The problem:
Write out only the lines from the line containing "Convert this screenshot" to the end of the listing below, both included, exactly as they stand. Drop the pictures.

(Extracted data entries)
○ ○ ○
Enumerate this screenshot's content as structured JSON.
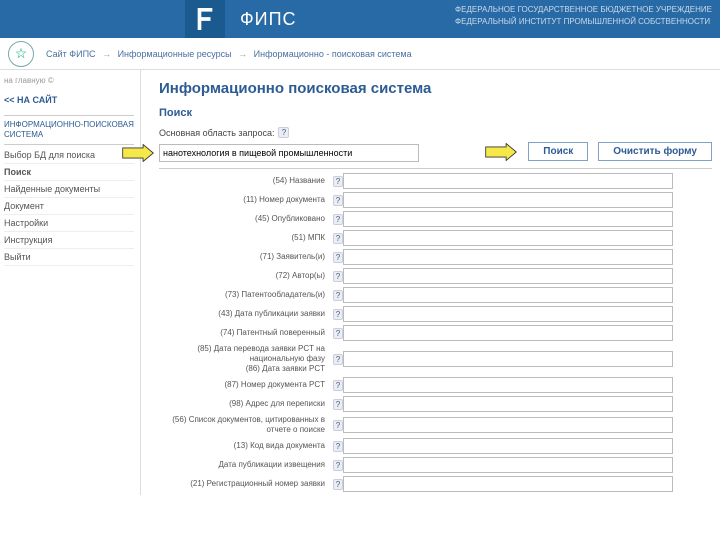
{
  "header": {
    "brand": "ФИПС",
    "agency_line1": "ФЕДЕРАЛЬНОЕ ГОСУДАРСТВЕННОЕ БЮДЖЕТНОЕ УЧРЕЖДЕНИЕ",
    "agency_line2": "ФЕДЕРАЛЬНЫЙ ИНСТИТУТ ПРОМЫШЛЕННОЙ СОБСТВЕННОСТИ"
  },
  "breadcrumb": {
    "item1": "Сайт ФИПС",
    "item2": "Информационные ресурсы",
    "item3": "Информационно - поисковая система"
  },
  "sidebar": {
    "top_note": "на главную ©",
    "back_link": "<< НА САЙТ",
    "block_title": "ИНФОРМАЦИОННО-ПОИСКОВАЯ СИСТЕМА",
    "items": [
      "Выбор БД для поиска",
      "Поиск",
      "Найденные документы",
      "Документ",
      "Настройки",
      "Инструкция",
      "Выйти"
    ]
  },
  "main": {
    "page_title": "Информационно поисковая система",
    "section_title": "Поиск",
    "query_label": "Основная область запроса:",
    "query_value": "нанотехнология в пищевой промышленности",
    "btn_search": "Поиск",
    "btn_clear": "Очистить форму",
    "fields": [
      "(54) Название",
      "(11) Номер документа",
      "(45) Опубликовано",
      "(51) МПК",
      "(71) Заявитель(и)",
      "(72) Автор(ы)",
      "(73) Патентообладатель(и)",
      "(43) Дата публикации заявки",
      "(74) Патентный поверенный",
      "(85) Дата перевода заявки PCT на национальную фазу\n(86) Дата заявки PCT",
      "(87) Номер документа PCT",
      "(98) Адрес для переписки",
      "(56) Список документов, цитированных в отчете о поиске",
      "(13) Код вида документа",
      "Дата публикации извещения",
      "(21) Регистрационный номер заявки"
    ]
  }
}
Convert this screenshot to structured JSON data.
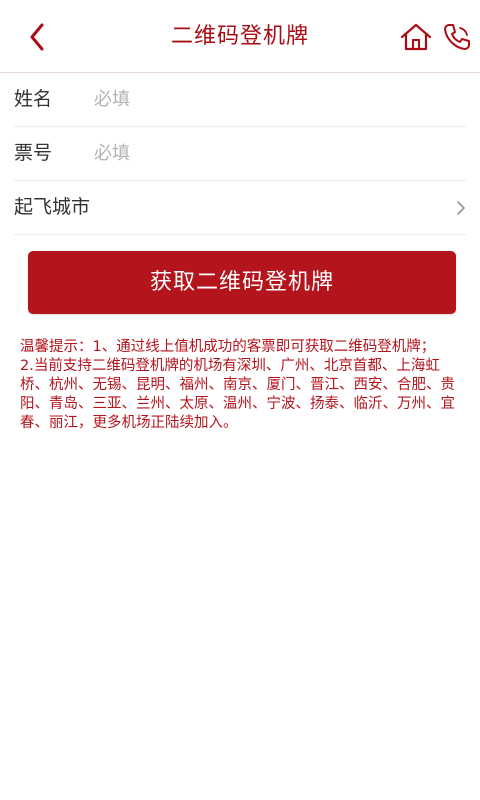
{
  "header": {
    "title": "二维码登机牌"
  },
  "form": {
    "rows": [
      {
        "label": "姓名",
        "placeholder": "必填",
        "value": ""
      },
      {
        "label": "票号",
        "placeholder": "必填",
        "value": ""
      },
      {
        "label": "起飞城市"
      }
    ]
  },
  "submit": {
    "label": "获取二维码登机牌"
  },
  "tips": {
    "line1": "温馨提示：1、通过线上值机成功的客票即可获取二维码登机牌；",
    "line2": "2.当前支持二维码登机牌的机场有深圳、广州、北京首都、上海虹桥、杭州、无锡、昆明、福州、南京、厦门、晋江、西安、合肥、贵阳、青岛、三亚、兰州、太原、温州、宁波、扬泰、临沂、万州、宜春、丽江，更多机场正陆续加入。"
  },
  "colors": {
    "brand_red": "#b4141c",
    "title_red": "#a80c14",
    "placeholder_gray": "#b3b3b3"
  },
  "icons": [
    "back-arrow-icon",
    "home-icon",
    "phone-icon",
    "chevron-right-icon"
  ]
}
○ ○ ○
Output for this task:
Convert this screenshot to structured JSON data.
{
  "header": {
    "title": "二维码登机牌"
  },
  "form": {
    "rows": [
      {
        "label": "姓名",
        "placeholder": "必填",
        "value": ""
      },
      {
        "label": "票号",
        "placeholder": "必填",
        "value": ""
      },
      {
        "label": "起飞城市"
      }
    ]
  },
  "submit": {
    "label": "获取二维码登机牌"
  },
  "tips": {
    "line1": "温馨提示：1、通过线上值机成功的客票即可获取二维码登机牌；",
    "line2": "2.当前支持二维码登机牌的机场有深圳、广州、北京首都、上海虹桥、杭州、无锡、昆明、福州、南京、厦门、晋江、西安、合肥、贵阳、青岛、三亚、兰州、太原、温州、宁波、扬泰、临沂、万州、宜春、丽江，更多机场正陆续加入。"
  },
  "colors": {
    "brand_red": "#b4141c",
    "title_red": "#a80c14",
    "placeholder_gray": "#b3b3b3"
  },
  "icons": [
    "back-arrow-icon",
    "home-icon",
    "phone-icon",
    "chevron-right-icon"
  ]
}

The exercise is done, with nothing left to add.